__Consigne__. Recopiez tel quel tout ce qui va de « L’expérience gouvernementale de » jusqu'à « des fortunes diverses. » dans le texte sur la filière laitière camerounaise.

__Texte à lire__.
----
L’expérience gouvernementale de production de lait frais s’étant cantonnée dans la région de Ngaoundéré, l’autre région favorable à la spéculation laitière, à savoir la zone montagneuse de l’Ouest, voyait l’éclosion de multiples producteurs individuels et collectifs. L’exemple le plus en vue étant la SOTRAMILK(Milk Transformation Company) de Bamenda. Avec sa laiterie d’une capacité de traitement de 10.000 l de lait/jour. Autres exemples : la Tadu Dairy Cooperation Society (TDCS) de Kumbo ; la Heifer Project International (HPI), une ONG américaine qui intervient principalement dans l’amélioration génétique du cheptel laitier. La TDCS et le HPI pratiquent l’insémination artificielle avec des fortunes diverses.

« L’effet positif de cet apport génétique sera vite dilué, car étant resté ponctuel et n’ayant pas été accompagné d’un programme de sélection basé sur des critères et d’un schéma génétique précis » estime Mme BOOTO A NGON, Responsable du SDDP (Smaller Dairy Development Project) ; le SDDP fait partie des services centraux du MINEPIA. Mme BOOTO soutient par ailleurs et à juste titre que, outre la défaillance de l’amélioration génétique, de nombreux obstacles entravent la filière laitière camerounaise dans tous ses segments : difficultés d’approvisionnement en vaches à potentiel laitier élevé, alimentation déficiente, problèmes de collecte et de transport du lait, problèmes de transformation et de commercialisation, producteurs peu formés faute d’un encadrement adéquat. Autant dire que le secteur laitier camerounais est aujourd’hui en panne et qu’il faut le remettre sur les rails.

Il faut donc surmonter tous les obstacles énumérés ci-dessus. Ce qui signifie qu’il ne faudrait plus recourir aux demi-mesures du passé qui ont entrainé la faillite du Projet Pilote et même le quasi-échec de SOTRAMILK et autres petites structures privées. Le projet actuellement à l’étude dans le cadre du SDDP et dont le financement se ferait sur fonds PPTE, risque d’aboutir aux mêmes résultats obtenus jusque là. La production de lait frais dans notre pays resterait marginale et pour longtemps encore !
----
__Données fournies__.
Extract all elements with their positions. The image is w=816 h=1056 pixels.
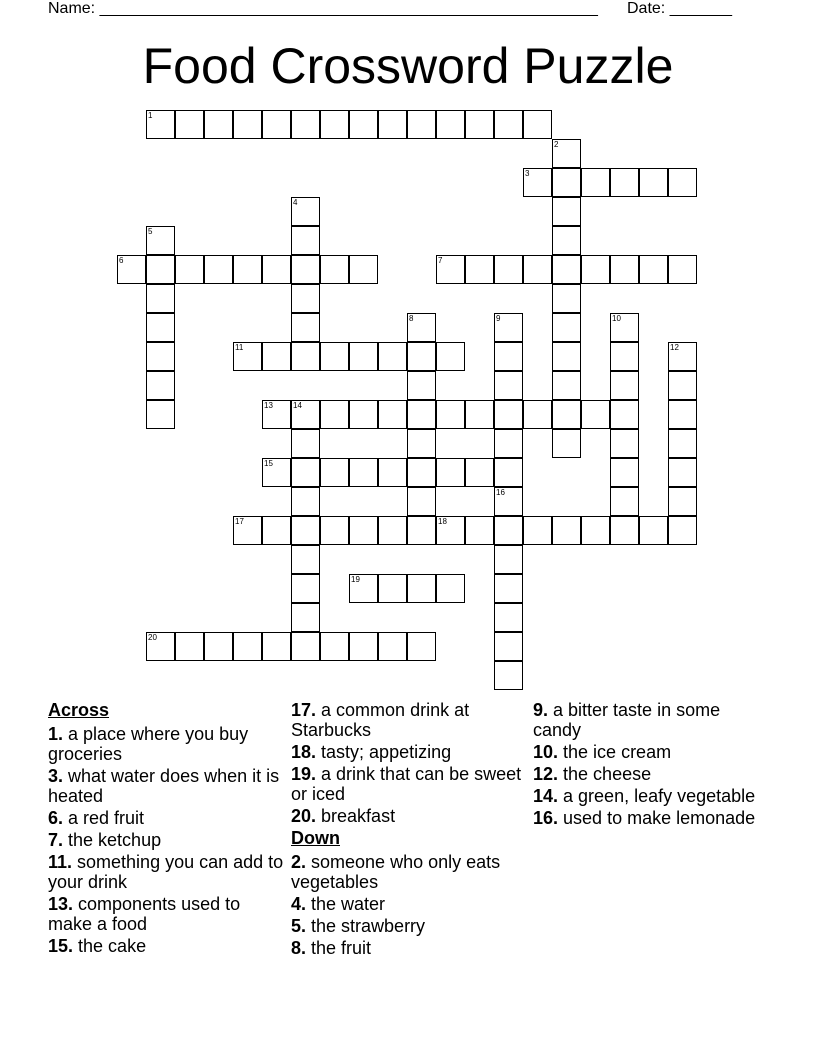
----
__Réponse attendue__.
L’expérience gouvernementale de production de lait frais s’étant cantonnée dans la région de Ngaoundéré, l’autre région favorable à la spéculation laitière, à savoir la zone montagneuse de l’Ouest, voyait l’éclosion de multiples producteurs individuels et collectifs. L’exemple le plus en vue étant la SOTRAMILK(Milk Transformation Company) de Bamenda. Avec sa laiterie d’une capacité de traitement de 10.000 l de lait/jour. Autres exemples : la Tadu Dairy Cooperation Society (TDCS) de Kumbo ; la Heifer Project International (HPI), une ONG américaine qui intervient principalement dans l’amélioration génétique du cheptel laitier. La TDCS et le HPI pratiquent l’insémination artificielle avec des fortunes diverses.